**YOUR TASK**
Select every line containing the word "labels" from the material, and copy those lines.

**SUPPLIED DATA**

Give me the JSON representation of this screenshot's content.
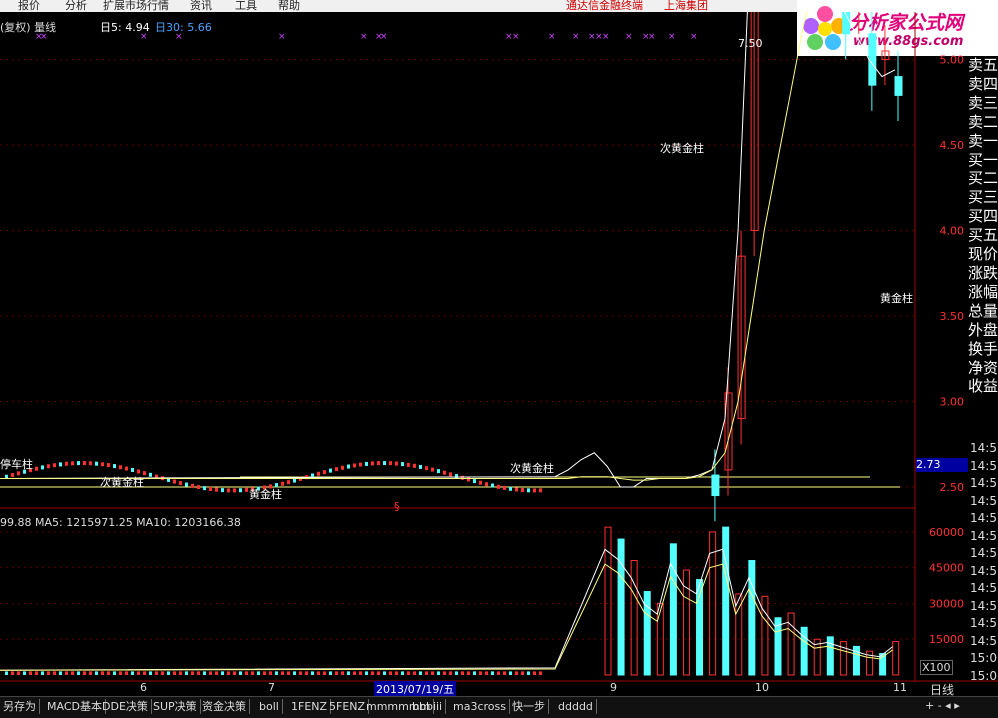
{
  "menu": {
    "items": [
      "报价",
      "分析",
      "扩展市场行情",
      "资讯",
      "工具",
      "帮助"
    ],
    "broker": "通达信金融终端",
    "group": "上海集团"
  },
  "logo": {
    "name": "分析家公式网",
    "url": "www.88gs.com"
  },
  "main_legend": {
    "title": "(复权) 量线",
    "ma5": "日5: 4.94",
    "ma30": "日30: 5.66"
  },
  "volume_legend": {
    "text": "99.88  MA5: 1215971.25  MA10: 1203166.38"
  },
  "annotations": {
    "peak": "7.50",
    "gold_lower": "黄金柱",
    "gold_right": "黄金柱",
    "sub_gold_top": "次黄金柱",
    "sub_gold_left": "次黄金柱",
    "sub_gold_mid": "次黄金柱",
    "parking": "停车柱",
    "marker": "§",
    "current_price": "2.73",
    "scale": "X100"
  },
  "right_panel": [
    "卖五",
    "卖四",
    "卖三",
    "卖二",
    "卖一",
    "买一",
    "买二",
    "买三",
    "买四",
    "买五",
    "现价",
    "涨跌",
    "涨幅",
    "总量",
    "外盘",
    "换手",
    "净资",
    "收益"
  ],
  "time_col": [
    "14:5",
    "14:5",
    "14:5",
    "14:5",
    "14:5",
    "14:5",
    "14:5",
    "14:5",
    "14:5",
    "14:5",
    "14:5",
    "14:5",
    "15:0",
    "15:0"
  ],
  "x_axis": {
    "labels": [
      "6",
      "7",
      "2013/07/19/五",
      "9",
      "10",
      "11"
    ],
    "period": "日线"
  },
  "toolbar": [
    "另存为",
    "MACD基本",
    "DDE决策",
    "SUP决策",
    "资金决策",
    "boll",
    "1FENZ",
    "5FENZ",
    "mmmmmm",
    "bbbiii",
    "ma3cross",
    "快一步",
    "ddddd"
  ],
  "colors": {
    "up": "#ff3030",
    "down": "#54ffff",
    "ma5": "#ffffff",
    "ma10": "#ffff80",
    "gold": "#ffcc00"
  },
  "chart_data": [
    {
      "type": "candlestick",
      "ylim": [
        2.4,
        7.6
      ],
      "y_ticks": [
        "2.50",
        "3.00",
        "3.50",
        "4.00",
        "4.50",
        "5.00",
        "5.50",
        "6.00",
        "6.50",
        "7.00"
      ],
      "series": [
        {
          "name": "日5",
          "values": [
            2.56,
            2.6,
            2.66,
            2.7,
            2.62,
            2.5,
            2.5,
            2.55,
            2.55,
            2.55,
            2.55,
            2.57,
            2.6,
            2.9,
            4.0,
            5.8,
            6.65,
            6.4,
            6.55,
            6.2,
            6.0,
            5.6,
            5.3,
            5.15,
            5.0,
            4.9,
            4.94
          ]
        },
        {
          "name": "日30",
          "values": [
            2.55,
            2.55,
            2.56,
            2.56,
            2.56,
            2.55,
            2.54,
            2.54,
            2.55,
            2.55,
            2.55,
            2.56,
            2.6,
            2.7,
            3.0,
            3.5,
            4.0,
            4.4,
            4.8,
            5.2,
            5.5,
            5.75,
            5.85,
            5.85,
            5.8,
            5.7,
            5.66
          ]
        }
      ],
      "peak": 7.5
    },
    {
      "type": "bar",
      "ylim": [
        0,
        65000
      ],
      "y_ticks": [
        "15000",
        "30000",
        "45000",
        "60000"
      ],
      "values": [
        62000,
        57000,
        48000,
        35000,
        30000,
        55000,
        44000,
        40000,
        60000,
        62000,
        34000,
        48000,
        33000,
        24000,
        26000,
        20000,
        15000,
        16000,
        14000,
        12000,
        10000,
        9000,
        14000,
        17000,
        12000,
        11000,
        13000
      ]
    }
  ]
}
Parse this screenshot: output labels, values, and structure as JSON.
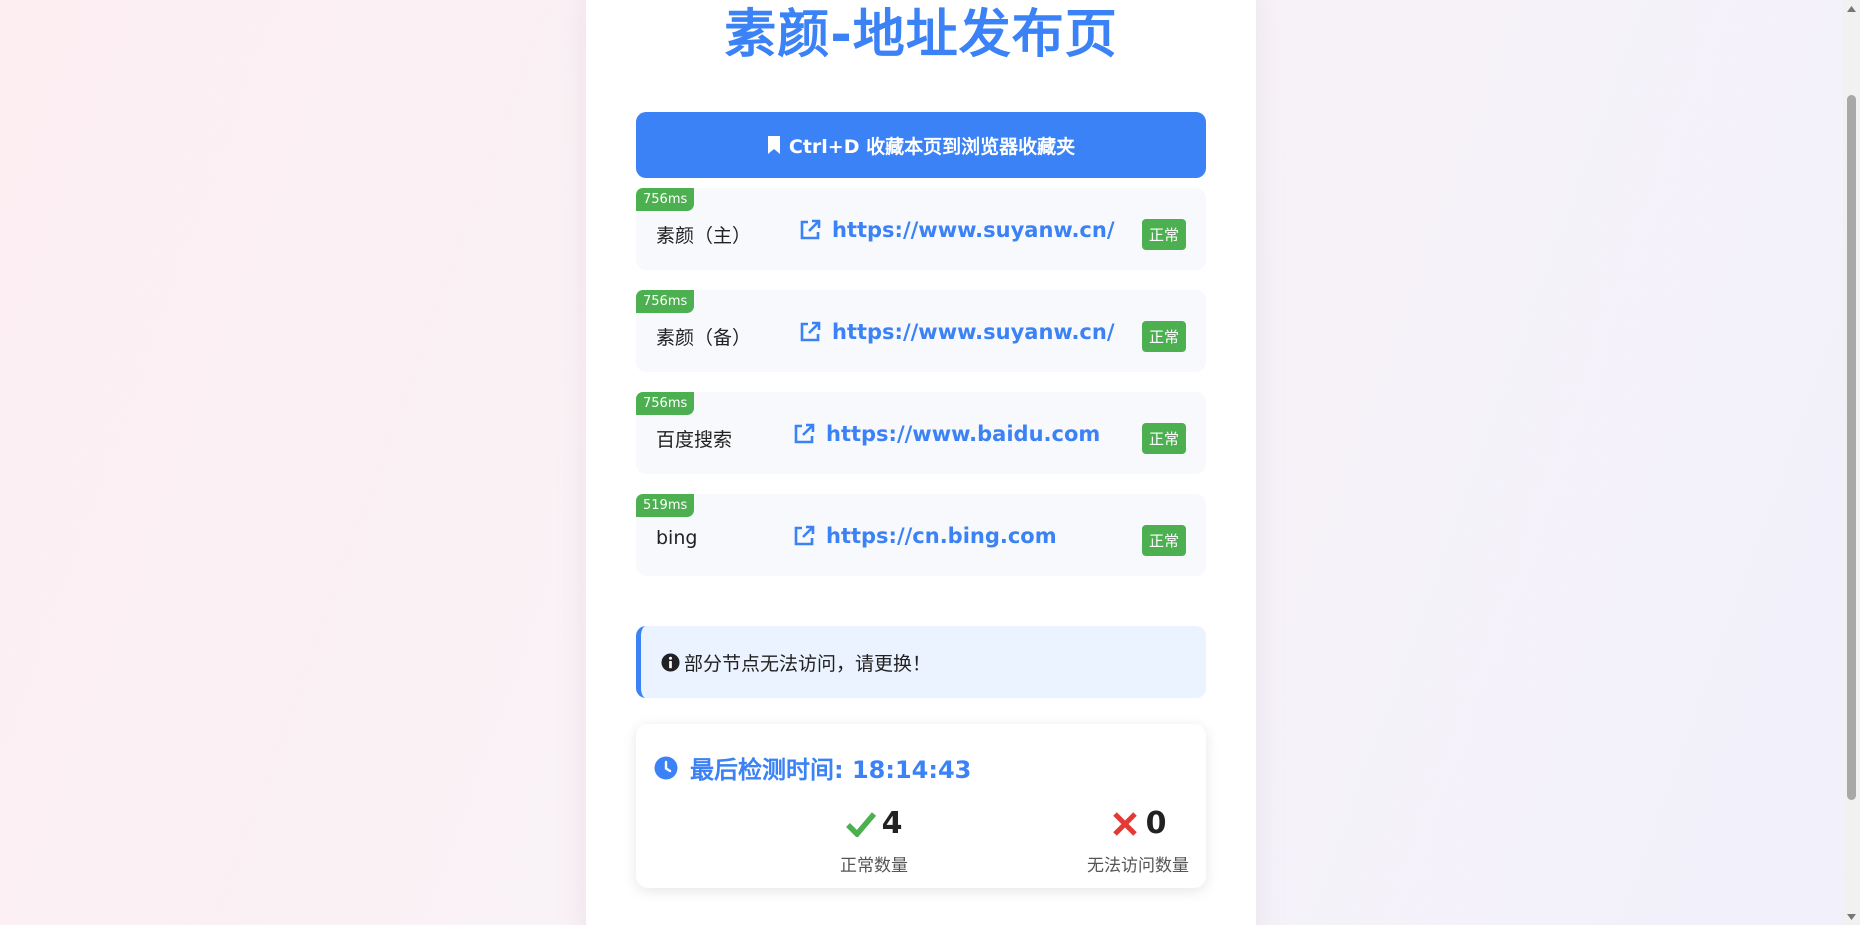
{
  "page": {
    "title": "素颜-地址发布页",
    "bookmark_label": "Ctrl+D 收藏本页到浏览器收藏夹"
  },
  "sites": [
    {
      "latency": "756ms",
      "name": "素颜（主）",
      "url": "https://www.suyanw.cn/",
      "status": "正常"
    },
    {
      "latency": "756ms",
      "name": "素颜（备）",
      "url": "https://www.suyanw.cn/",
      "status": "正常"
    },
    {
      "latency": "756ms",
      "name": "百度搜索",
      "url": "https://www.baidu.com",
      "status": "正常"
    },
    {
      "latency": "519ms",
      "name": "bing",
      "url": "https://cn.bing.com",
      "status": "正常"
    }
  ],
  "notice": "部分节点无法访问，请更换！",
  "stats": {
    "last_check": "最后检测时间: 18:14:43",
    "ok_count": "4",
    "ok_label": "正常数量",
    "fail_count": "0",
    "fail_label": "无法访问数量"
  },
  "colors": {
    "accent": "#3b82f6",
    "ok": "#4caf50",
    "fail": "#e53935"
  }
}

**THE SOLUTION**
    "labels": [
Parse this screenshot: output labels, values, and structure as JSON.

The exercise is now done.